- **WORK TO COMPLETE**:
Copy out the entries exactly, from the first line to the last.

- **DATA SHOWN**:
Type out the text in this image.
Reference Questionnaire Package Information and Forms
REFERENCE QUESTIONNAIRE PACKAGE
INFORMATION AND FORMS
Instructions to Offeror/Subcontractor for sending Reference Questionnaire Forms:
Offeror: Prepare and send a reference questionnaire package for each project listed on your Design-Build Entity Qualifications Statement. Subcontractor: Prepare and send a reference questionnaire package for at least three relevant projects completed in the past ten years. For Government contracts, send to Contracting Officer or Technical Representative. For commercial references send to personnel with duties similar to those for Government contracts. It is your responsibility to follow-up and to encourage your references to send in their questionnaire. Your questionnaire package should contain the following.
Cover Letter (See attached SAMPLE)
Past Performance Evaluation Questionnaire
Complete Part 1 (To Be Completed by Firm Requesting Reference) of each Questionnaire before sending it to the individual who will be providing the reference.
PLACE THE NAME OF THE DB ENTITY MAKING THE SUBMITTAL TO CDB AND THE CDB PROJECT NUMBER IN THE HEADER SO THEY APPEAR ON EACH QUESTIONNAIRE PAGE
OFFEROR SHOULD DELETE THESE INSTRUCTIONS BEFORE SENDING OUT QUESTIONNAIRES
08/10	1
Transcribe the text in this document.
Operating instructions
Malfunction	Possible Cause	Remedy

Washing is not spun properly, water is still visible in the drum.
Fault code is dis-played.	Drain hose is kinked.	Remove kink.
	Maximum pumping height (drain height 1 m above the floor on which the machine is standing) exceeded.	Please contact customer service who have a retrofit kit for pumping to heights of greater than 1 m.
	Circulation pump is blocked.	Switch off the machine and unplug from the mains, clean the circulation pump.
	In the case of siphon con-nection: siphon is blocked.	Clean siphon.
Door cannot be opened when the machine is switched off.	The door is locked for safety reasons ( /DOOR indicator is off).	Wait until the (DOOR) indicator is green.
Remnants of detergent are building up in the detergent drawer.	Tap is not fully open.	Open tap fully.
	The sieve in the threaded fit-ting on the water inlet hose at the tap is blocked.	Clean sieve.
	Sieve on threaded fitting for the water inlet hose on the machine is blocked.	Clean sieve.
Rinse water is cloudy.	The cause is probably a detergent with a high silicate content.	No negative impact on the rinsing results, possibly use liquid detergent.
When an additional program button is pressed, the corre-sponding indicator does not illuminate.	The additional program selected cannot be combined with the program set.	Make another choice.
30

- **WORKED ANSWER**:
Type out the text in this image.
Reference Questionnaire Package Information and Forms
REFERENCE QUESTIONNAIRE PACKAGE
INFORMATION AND FORMS
Instructions to Offeror/Subcontractor for sending Reference Questionnaire Forms:
Offeror: Prepare and send a reference questionnaire package for each project listed on your Design-Build Entity Qualifications Statement. Subcontractor: Prepare and send a reference questionnaire package for at least three relevant projects completed in the past ten years. For Government contracts, send to Contracting Officer or Technical Representative. For commercial references send to personnel with duties similar to those for Government contracts. It is your responsibility to follow-up and to encourage your references to send in their questionnaire. Your questionnaire package should contain the following.
Cover Letter (See attached SAMPLE)
Past Performance Evaluation Questionnaire
Complete Part 1 (To Be Completed by Firm Requesting Reference) of each Questionnaire before sending it to the individual who will be providing the reference.
PLACE THE NAME OF THE DB ENTITY MAKING THE SUBMITTAL TO CDB AND THE CDB PROJECT NUMBER IN THE HEADER SO THEY APPEAR ON EACH QUESTIONNAIRE PAGE
OFFEROR SHOULD DELETE THESE INSTRUCTIONS BEFORE SENDING OUT QUESTIONNAIRES
08/10	1
Transcribe the text in this document.
Operating instructions
Malfunction	Possible Cause	Remedy

Washing is not spun properly, water is still visible in the drum.
Fault code is dis-played.	Drain hose is kinked.	Remove kink.
	Maximum pumping height (drain height 1 m above the floor on which the machine is standing) exceeded.	Please contact customer service who have a retrofit kit for pumping to heights of greater than 1 m.
	Circulation pump is blocked.	Switch off the machine and unplug from the mains, clean the circulation pump.
	In the case of siphon con-nection: siphon is blocked.	Clean siphon.
Door cannot be opened when the machine is switched off.	The door is locked for safety reasons ( /DOOR indicator is off).	Wait until the (DOOR) indicator is green.
Remnants of detergent are building up in the detergent drawer.	Tap is not fully open.	Open tap fully.
	The sieve in the threaded fit-ting on the water inlet hose at the tap is blocked.	Clean sieve.
	Sieve on threaded fitting for the water inlet hose on the machine is blocked.	Clean sieve.
Rinse water is cloudy.	The cause is probably a detergent with a high silicate content.	No negative impact on the rinsing results, possibly use liquid detergent.
When an additional program button is pressed, the corre-sponding indicator does not illuminate.	The additional program selected cannot be combined with the program set.	Make another choice.
30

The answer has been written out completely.